→ Required work
Copy the entries below line for line, changing nothing.

Records showing where elements appear
************

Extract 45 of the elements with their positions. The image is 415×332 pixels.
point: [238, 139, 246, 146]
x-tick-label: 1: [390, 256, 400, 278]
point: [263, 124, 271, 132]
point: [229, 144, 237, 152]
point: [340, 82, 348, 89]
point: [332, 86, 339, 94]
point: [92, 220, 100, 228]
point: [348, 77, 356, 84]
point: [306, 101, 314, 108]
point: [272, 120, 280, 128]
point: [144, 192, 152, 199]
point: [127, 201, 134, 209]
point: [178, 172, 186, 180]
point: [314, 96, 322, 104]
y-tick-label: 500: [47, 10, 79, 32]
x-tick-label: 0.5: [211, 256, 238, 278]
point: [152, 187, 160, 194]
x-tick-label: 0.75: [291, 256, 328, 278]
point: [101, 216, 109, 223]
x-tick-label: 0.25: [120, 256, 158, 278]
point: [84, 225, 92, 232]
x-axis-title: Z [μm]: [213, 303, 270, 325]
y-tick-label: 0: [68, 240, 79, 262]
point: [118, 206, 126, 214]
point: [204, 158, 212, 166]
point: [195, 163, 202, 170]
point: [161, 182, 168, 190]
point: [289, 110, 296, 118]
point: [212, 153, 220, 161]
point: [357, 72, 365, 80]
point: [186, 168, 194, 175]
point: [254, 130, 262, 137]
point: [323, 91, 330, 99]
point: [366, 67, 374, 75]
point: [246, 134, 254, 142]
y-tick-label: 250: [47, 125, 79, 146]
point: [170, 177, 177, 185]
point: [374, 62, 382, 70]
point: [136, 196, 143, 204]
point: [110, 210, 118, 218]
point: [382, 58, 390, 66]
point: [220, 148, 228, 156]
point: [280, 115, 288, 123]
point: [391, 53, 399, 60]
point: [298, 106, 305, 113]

************

→ Answer for this exercise
Extract 45 of the elements with their positions. The image is 415×332 pixels.
point: [238, 139, 246, 146]
x-tick-label: 1: [390, 256, 400, 278]
point: [263, 124, 271, 132]
point: [229, 144, 237, 152]
point: [340, 82, 348, 89]
point: [332, 86, 339, 94]
point: [92, 220, 100, 228]
point: [348, 77, 356, 84]
point: [306, 101, 314, 108]
point: [272, 120, 280, 128]
point: [144, 192, 152, 199]
point: [127, 201, 134, 209]
point: [178, 172, 186, 180]
point: [314, 96, 322, 104]
y-tick-label: 500: [47, 10, 79, 32]
x-tick-label: 0.5: [211, 256, 238, 278]
point: [152, 187, 160, 194]
x-tick-label: 0.75: [291, 256, 328, 278]
point: [101, 216, 109, 223]
x-tick-label: 0.25: [120, 256, 158, 278]
point: [84, 225, 92, 232]
x-axis-title: Z [μm]: [213, 303, 270, 325]
y-tick-label: 0: [68, 240, 79, 262]
point: [118, 206, 126, 214]
point: [204, 158, 212, 166]
point: [195, 163, 202, 170]
point: [161, 182, 168, 190]
point: [289, 110, 296, 118]
point: [212, 153, 220, 161]
point: [357, 72, 365, 80]
point: [186, 168, 194, 175]
point: [254, 130, 262, 137]
point: [323, 91, 330, 99]
point: [366, 67, 374, 75]
point: [246, 134, 254, 142]
y-tick-label: 250: [47, 125, 79, 146]
point: [170, 177, 177, 185]
point: [374, 62, 382, 70]
point: [136, 196, 143, 204]
point: [110, 210, 118, 218]
point: [382, 58, 390, 66]
point: [220, 148, 228, 156]
point: [280, 115, 288, 123]
point: [391, 53, 399, 60]
point: [298, 106, 305, 113]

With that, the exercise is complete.